*Material for the task*.

----------

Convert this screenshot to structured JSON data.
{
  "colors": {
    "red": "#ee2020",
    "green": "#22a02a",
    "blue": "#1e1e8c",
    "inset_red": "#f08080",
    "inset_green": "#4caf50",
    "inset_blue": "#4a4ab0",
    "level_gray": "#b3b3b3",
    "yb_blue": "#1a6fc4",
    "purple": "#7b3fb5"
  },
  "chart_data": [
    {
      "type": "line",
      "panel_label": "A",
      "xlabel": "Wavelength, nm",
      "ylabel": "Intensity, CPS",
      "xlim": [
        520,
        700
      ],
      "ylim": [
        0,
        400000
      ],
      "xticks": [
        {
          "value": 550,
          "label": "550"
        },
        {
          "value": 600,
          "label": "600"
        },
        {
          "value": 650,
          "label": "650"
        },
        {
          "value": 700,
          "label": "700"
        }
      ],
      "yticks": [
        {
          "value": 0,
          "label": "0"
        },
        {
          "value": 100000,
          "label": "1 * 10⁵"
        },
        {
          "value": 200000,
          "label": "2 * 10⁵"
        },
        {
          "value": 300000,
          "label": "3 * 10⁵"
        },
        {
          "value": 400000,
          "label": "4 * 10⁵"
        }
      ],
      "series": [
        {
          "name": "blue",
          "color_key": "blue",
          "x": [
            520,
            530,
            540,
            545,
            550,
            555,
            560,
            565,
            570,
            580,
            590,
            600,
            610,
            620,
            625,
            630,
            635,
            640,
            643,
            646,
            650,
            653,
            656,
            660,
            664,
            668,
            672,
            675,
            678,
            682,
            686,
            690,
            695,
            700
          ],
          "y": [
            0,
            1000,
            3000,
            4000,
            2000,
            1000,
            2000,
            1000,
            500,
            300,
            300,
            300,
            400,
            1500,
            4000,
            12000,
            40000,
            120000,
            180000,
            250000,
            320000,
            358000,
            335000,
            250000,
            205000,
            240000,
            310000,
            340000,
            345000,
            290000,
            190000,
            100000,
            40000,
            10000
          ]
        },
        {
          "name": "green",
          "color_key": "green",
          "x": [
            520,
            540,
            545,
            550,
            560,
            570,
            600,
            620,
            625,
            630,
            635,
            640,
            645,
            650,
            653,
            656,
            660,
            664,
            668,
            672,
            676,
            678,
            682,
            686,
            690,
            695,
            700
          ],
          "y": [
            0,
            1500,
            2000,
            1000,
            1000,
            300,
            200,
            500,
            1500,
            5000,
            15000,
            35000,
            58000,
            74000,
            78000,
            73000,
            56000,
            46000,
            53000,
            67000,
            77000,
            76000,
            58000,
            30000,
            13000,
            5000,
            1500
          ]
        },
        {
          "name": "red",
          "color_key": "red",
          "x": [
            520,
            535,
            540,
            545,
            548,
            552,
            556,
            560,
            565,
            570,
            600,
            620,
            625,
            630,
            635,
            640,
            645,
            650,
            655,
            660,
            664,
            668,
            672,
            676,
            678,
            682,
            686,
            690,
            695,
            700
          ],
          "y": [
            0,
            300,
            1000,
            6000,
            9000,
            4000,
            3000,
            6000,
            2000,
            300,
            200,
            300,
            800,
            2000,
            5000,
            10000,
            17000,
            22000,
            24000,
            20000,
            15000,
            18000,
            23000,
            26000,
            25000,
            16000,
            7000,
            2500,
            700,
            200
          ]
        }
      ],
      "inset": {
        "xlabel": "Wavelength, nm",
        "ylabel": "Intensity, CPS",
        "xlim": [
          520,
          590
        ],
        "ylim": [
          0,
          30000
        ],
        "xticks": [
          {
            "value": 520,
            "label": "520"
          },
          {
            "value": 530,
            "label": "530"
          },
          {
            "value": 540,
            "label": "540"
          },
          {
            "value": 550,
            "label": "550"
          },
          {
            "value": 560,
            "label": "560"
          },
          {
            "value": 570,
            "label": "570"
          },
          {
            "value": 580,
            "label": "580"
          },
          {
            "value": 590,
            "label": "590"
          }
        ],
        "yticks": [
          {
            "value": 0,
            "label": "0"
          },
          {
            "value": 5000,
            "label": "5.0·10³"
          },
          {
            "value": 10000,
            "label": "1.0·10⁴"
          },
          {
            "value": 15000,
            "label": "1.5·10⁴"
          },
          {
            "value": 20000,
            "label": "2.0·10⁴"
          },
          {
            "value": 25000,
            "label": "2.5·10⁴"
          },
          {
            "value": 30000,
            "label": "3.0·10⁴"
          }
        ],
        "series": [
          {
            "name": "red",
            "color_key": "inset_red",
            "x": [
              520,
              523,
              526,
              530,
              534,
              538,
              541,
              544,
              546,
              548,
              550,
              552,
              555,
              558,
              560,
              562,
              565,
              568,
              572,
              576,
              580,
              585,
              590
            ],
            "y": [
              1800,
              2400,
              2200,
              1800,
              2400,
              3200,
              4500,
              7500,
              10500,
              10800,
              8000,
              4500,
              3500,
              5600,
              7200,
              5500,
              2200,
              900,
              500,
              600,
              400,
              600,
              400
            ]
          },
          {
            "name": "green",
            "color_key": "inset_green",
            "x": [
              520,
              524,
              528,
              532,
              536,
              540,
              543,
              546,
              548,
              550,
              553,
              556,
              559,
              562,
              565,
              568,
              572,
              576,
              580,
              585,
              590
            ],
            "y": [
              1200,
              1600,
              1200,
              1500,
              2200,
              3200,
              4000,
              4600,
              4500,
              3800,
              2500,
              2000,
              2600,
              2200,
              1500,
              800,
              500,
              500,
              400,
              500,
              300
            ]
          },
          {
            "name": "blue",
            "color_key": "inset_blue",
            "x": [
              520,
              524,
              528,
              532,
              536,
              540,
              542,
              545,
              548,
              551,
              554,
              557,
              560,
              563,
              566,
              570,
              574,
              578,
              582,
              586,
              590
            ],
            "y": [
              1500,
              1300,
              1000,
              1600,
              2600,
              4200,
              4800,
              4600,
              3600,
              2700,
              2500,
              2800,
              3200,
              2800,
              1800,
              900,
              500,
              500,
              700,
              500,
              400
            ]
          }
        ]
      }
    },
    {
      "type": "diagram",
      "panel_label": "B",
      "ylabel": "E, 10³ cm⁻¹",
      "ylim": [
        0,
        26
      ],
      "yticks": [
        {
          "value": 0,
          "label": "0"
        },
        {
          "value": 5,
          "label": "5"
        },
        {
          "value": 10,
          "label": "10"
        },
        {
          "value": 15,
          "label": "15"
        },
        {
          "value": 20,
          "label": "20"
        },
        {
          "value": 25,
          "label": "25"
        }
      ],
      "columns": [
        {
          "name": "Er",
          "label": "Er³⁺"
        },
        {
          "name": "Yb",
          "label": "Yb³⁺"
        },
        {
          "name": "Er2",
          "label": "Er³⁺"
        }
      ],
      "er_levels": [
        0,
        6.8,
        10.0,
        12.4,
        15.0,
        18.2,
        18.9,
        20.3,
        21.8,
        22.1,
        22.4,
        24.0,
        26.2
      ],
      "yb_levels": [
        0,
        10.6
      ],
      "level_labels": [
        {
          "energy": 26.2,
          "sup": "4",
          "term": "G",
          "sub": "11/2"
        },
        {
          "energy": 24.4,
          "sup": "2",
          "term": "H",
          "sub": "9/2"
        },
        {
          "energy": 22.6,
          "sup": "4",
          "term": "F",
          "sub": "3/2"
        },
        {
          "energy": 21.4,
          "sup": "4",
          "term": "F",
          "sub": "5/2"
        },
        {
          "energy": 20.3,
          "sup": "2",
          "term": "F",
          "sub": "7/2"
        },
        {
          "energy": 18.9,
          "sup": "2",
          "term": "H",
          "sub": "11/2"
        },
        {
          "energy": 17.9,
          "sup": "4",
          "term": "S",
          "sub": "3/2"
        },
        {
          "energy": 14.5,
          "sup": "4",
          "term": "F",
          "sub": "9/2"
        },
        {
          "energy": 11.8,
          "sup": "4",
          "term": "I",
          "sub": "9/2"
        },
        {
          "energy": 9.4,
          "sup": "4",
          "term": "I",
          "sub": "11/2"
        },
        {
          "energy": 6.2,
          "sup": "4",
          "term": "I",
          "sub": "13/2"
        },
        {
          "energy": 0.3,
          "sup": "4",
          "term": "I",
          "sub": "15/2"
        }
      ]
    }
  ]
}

----------

Select the lines in this material that hold the word "Intensity", leaving none out.

      "ylabel": "Intensity, CPS",
        "ylabel": "Intensity, CPS",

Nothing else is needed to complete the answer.